TASK DESCRIPTION:
Every record below is to be retyped exactly.
··· DATA FOR THIS EXERCISE ···
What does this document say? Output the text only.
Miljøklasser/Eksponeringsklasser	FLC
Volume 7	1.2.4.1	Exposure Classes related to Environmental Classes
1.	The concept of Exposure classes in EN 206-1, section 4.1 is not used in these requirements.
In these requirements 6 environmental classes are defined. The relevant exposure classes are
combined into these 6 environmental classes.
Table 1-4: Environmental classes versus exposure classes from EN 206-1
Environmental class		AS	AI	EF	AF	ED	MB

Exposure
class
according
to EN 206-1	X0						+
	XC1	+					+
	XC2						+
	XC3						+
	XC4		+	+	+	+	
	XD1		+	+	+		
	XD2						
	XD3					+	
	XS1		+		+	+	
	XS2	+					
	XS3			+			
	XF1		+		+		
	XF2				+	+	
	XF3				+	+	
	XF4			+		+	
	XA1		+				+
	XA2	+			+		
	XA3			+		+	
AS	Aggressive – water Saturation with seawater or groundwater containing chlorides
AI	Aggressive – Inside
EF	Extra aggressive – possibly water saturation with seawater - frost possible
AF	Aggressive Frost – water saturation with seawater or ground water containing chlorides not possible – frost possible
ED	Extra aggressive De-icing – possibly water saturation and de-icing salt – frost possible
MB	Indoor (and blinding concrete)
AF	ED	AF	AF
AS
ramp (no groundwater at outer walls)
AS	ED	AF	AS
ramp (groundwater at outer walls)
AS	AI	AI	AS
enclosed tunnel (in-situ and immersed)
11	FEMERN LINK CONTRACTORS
···
EXPECTED ANSWER:
What does this document say? Output the text only.
Miljøklasser/Eksponeringsklasser	FLC
Volume 7	1.2.4.1	Exposure Classes related to Environmental Classes
1.	The concept of Exposure classes in EN 206-1, section 4.1 is not used in these requirements.
In these requirements 6 environmental classes are defined. The relevant exposure classes are
combined into these 6 environmental classes.
Table 1-4: Environmental classes versus exposure classes from EN 206-1
Environmental class		AS	AI	EF	AF	ED	MB

Exposure
class
according
to EN 206-1	X0						+
	XC1	+					+
	XC2						+
	XC3						+
	XC4		+	+	+	+	
	XD1		+	+	+		
	XD2						
	XD3					+	
	XS1		+		+	+	
	XS2	+					
	XS3			+			
	XF1		+		+		
	XF2				+	+	
	XF3				+	+	
	XF4			+		+	
	XA1		+				+
	XA2	+			+		
	XA3			+		+	
AS	Aggressive – water Saturation with seawater or groundwater containing chlorides
AI	Aggressive – Inside
EF	Extra aggressive – possibly water saturation with seawater - frost possible
AF	Aggressive Frost – water saturation with seawater or ground water containing chlorides not possible – frost possible
ED	Extra aggressive De-icing – possibly water saturation and de-icing salt – frost possible
MB	Indoor (and blinding concrete)
AF	ED	AF	AF
AS
ramp (no groundwater at outer walls)
AS	ED	AF	AS
ramp (groundwater at outer walls)
AS	AI	AI	AS
enclosed tunnel (in-situ and immersed)
11	FEMERN LINK CONTRACTORS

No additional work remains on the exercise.